— BEGIN Extracted information —

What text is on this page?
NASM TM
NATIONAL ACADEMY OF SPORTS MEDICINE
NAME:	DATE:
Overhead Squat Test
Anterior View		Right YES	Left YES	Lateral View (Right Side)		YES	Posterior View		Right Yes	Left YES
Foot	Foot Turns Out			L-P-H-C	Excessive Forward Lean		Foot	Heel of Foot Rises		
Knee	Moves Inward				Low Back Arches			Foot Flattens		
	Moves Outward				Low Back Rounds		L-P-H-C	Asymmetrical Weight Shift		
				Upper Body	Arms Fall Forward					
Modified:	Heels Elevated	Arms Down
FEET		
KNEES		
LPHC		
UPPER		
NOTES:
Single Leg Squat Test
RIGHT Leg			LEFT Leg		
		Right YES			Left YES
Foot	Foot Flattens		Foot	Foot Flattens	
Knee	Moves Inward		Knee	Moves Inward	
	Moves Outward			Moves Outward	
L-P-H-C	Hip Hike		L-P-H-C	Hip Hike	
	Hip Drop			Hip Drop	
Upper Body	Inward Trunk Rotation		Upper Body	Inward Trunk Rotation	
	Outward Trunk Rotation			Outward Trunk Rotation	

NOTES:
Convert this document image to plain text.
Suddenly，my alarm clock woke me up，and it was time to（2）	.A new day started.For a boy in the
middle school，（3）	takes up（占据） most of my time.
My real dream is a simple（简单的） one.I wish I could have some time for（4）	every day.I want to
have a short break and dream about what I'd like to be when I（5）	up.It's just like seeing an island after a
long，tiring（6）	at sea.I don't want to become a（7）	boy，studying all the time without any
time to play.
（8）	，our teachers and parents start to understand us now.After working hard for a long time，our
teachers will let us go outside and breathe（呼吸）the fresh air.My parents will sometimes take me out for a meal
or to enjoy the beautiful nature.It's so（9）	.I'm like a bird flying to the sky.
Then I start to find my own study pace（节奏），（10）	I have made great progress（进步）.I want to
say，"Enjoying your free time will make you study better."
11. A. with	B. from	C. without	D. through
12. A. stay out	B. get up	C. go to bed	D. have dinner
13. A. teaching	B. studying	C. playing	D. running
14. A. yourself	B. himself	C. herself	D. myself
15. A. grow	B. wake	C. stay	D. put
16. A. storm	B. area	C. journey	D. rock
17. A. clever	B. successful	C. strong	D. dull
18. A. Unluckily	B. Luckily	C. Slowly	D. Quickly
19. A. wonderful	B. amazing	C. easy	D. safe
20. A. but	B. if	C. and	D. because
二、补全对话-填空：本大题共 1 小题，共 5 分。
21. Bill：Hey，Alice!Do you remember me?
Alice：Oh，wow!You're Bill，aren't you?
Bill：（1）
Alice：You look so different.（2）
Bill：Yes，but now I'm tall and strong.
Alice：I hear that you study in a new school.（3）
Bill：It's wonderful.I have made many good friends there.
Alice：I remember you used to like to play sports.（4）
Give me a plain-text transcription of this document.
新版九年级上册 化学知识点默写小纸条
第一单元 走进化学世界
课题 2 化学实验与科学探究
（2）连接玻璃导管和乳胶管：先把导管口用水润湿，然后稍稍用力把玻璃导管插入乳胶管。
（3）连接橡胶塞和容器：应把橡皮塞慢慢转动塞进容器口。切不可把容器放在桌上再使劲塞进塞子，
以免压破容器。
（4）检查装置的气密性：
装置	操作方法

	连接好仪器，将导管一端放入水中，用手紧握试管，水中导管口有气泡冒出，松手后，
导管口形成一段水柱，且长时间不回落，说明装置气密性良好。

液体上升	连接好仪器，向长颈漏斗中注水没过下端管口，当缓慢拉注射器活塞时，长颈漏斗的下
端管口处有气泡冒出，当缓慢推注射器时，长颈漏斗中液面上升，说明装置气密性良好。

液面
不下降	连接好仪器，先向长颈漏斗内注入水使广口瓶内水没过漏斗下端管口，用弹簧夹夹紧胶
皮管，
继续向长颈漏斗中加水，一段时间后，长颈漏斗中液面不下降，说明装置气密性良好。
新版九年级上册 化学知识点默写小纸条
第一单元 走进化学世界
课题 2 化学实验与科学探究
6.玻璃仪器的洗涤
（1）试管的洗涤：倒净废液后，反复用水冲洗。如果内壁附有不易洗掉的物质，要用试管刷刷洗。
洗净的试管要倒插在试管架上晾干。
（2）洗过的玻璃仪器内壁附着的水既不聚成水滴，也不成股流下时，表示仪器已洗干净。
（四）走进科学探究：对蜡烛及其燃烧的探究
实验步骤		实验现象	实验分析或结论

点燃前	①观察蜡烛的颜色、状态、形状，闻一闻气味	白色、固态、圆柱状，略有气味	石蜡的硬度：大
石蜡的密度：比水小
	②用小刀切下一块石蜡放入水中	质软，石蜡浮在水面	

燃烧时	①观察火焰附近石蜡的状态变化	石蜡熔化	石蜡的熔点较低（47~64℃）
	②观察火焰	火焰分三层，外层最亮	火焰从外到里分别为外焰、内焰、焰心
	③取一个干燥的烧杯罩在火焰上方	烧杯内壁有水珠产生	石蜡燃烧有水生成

— END Extracted information —

• Written exercise
Pull out every line containing "stay".

• Response to the task
12. A. stay out	B. get up	C. go to bed	D. have dinner
15. A. grow	B. wake	C. stay	D. put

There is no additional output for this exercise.